### Extracted records

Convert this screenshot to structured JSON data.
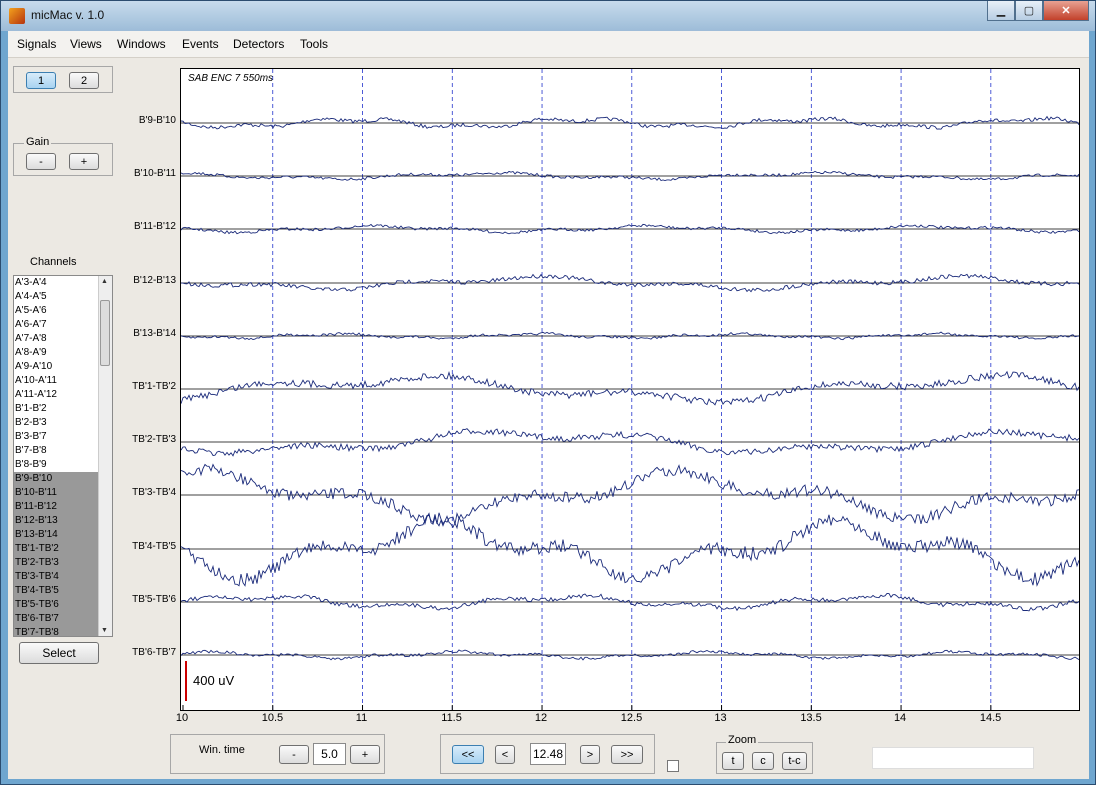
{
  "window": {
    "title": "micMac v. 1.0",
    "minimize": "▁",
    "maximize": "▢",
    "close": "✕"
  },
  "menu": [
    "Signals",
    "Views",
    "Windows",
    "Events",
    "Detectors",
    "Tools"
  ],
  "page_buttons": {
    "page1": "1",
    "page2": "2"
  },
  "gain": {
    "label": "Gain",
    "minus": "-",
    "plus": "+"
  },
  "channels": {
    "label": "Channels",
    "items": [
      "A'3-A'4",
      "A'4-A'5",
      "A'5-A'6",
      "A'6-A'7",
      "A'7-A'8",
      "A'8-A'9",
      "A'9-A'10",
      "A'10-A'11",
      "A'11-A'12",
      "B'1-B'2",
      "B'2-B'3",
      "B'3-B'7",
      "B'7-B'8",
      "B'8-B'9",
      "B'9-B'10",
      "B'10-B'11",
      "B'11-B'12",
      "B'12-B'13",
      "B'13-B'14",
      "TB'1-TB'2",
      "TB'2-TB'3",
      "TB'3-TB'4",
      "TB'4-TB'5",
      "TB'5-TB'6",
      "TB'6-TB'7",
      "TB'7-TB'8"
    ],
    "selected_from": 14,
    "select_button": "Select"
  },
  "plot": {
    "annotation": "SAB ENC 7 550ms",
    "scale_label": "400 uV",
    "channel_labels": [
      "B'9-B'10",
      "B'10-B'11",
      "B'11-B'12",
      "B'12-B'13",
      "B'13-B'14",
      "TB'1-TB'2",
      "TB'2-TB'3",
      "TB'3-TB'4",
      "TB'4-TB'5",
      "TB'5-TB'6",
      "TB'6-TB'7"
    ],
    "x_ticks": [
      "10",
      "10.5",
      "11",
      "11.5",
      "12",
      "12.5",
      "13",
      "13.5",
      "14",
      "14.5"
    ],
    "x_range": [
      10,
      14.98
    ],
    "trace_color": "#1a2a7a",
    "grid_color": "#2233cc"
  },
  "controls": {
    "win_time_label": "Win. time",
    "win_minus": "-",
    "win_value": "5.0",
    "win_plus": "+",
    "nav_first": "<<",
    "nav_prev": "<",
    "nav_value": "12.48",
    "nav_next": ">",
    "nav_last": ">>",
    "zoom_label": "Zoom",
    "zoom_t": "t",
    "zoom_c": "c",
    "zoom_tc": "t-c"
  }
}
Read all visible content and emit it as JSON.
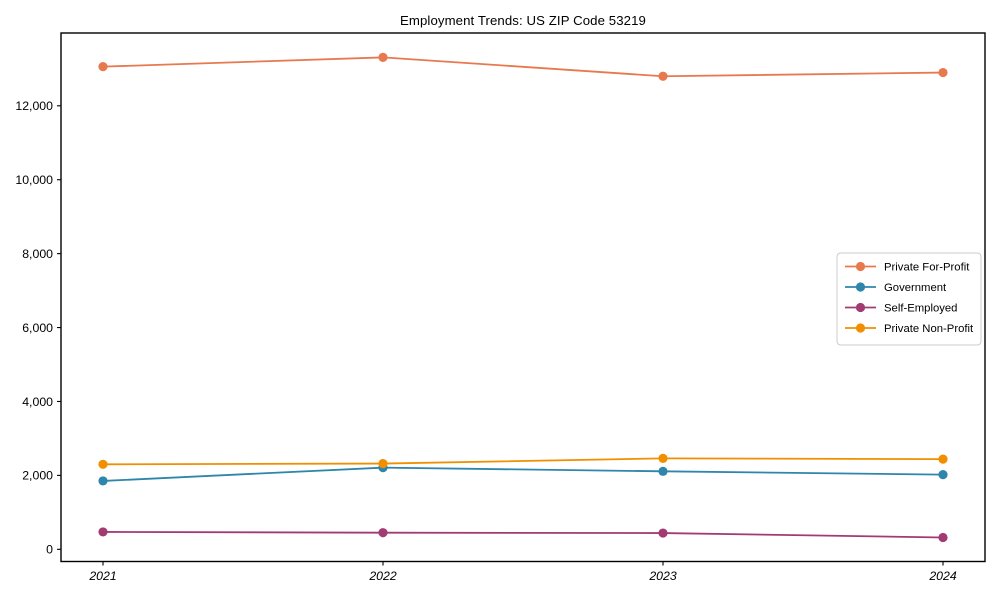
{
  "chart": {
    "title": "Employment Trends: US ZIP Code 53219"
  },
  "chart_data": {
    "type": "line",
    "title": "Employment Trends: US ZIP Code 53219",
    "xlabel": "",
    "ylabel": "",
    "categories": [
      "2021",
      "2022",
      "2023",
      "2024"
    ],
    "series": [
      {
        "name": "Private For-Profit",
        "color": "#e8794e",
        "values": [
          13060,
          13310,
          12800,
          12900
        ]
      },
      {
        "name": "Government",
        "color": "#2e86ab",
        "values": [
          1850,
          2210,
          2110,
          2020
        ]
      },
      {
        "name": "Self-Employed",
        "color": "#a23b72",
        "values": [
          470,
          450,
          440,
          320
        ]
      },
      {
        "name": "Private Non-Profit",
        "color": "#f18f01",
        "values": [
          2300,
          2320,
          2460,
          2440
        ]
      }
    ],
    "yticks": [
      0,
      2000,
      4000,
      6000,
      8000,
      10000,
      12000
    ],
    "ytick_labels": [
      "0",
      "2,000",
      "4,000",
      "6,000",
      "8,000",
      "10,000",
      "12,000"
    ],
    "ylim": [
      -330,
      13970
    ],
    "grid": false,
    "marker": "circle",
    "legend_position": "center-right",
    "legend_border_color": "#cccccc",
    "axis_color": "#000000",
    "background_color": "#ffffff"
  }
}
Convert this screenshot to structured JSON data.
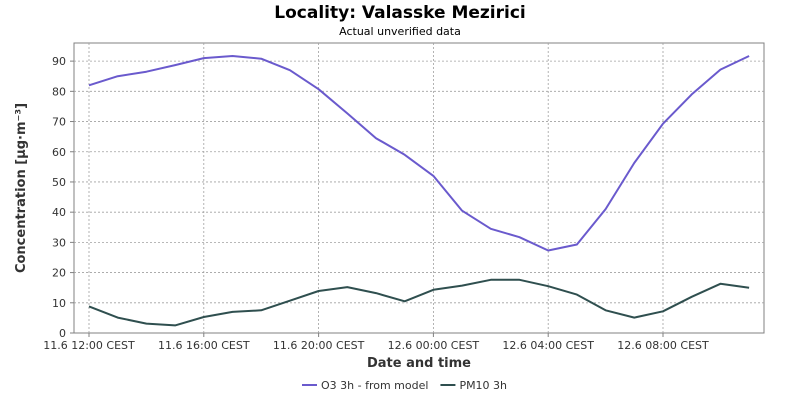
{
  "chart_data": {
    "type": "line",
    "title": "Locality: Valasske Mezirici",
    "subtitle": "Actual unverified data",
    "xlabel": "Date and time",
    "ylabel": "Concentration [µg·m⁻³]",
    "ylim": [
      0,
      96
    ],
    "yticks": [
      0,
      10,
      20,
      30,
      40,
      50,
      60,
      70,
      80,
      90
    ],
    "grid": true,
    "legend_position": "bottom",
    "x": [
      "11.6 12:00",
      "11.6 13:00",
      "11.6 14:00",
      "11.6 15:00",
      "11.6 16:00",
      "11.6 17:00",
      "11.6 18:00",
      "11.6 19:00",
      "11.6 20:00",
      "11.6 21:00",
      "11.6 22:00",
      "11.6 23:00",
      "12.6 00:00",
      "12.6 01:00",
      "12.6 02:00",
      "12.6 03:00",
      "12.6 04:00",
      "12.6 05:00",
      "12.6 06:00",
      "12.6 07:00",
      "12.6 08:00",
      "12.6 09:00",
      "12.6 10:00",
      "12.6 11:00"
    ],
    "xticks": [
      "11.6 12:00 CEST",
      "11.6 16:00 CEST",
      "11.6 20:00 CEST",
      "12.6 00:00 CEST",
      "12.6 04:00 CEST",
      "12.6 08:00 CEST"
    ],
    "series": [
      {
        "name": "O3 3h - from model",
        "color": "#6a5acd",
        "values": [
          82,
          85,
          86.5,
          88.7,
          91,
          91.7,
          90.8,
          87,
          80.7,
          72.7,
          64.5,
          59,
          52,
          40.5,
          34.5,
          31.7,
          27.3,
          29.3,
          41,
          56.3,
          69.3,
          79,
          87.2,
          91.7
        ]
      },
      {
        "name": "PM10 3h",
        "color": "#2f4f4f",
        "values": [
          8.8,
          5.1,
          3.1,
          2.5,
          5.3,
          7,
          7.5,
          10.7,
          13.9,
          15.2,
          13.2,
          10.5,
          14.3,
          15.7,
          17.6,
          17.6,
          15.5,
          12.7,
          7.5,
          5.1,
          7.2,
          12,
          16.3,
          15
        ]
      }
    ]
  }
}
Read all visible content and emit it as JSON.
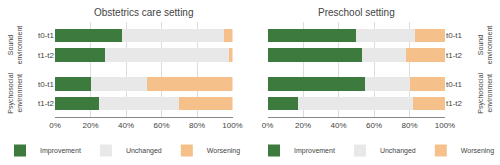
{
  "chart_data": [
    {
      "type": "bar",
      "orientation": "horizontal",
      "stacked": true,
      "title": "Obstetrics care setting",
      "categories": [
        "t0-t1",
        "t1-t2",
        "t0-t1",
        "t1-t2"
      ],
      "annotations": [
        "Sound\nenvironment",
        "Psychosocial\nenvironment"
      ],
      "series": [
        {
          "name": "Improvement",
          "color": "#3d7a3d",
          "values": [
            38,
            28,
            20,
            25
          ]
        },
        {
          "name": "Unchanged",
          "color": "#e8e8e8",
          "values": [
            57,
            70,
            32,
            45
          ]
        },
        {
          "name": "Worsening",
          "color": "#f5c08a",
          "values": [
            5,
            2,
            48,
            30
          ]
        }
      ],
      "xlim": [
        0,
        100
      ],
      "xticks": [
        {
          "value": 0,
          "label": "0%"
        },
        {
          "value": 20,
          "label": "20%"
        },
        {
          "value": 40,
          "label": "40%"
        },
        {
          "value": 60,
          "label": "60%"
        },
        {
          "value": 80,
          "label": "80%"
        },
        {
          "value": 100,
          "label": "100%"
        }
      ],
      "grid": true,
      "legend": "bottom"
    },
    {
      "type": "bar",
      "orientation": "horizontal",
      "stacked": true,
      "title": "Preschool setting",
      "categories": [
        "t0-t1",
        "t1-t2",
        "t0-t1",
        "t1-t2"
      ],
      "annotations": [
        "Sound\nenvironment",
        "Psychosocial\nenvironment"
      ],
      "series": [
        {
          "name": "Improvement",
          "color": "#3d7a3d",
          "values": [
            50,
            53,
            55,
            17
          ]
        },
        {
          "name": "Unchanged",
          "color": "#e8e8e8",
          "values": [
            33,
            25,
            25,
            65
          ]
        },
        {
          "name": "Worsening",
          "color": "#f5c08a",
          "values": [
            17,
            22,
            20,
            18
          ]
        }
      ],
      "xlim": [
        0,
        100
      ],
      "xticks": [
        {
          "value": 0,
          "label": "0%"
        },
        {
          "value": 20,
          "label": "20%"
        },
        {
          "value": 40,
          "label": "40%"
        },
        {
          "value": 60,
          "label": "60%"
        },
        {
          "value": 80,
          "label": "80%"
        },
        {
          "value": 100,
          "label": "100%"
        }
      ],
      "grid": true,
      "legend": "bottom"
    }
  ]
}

### Given request
State how many lines of the records above contain the word "CEST", and give only that number.

### The answer
6